### Directions
Return all lines that include the string "EFFECTS".

+ + + + + + +

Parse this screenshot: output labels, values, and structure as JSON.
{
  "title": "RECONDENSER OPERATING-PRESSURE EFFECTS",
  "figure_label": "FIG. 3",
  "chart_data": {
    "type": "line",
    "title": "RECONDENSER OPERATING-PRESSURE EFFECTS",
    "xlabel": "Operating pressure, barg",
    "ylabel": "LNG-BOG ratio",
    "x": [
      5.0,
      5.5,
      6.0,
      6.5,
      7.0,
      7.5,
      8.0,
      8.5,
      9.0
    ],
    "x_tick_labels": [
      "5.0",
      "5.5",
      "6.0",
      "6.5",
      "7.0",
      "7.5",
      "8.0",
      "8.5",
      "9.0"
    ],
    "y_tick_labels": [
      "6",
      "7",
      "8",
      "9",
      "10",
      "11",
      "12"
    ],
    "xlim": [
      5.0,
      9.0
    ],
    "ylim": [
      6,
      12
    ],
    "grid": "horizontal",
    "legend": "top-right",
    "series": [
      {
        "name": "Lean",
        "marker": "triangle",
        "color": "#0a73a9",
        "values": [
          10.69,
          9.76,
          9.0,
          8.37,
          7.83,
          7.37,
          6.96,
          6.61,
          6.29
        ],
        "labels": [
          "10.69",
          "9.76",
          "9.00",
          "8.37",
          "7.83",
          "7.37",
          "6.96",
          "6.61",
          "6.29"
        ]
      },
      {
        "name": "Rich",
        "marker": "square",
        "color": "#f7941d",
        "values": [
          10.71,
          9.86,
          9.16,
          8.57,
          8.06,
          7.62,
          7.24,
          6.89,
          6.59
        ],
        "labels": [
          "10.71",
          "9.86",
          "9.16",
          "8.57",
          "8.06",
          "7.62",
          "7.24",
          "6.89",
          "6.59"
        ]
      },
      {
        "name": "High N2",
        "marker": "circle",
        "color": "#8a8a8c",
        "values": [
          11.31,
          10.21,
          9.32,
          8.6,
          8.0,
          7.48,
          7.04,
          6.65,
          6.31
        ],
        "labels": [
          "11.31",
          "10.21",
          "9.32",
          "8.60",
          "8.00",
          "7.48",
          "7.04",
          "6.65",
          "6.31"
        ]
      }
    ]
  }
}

+ + + + + + +

### Answer to the task
  "title": "RECONDENSER OPERATING-PRESSURE EFFECTS",
    "title": "RECONDENSER OPERATING-PRESSURE EFFECTS",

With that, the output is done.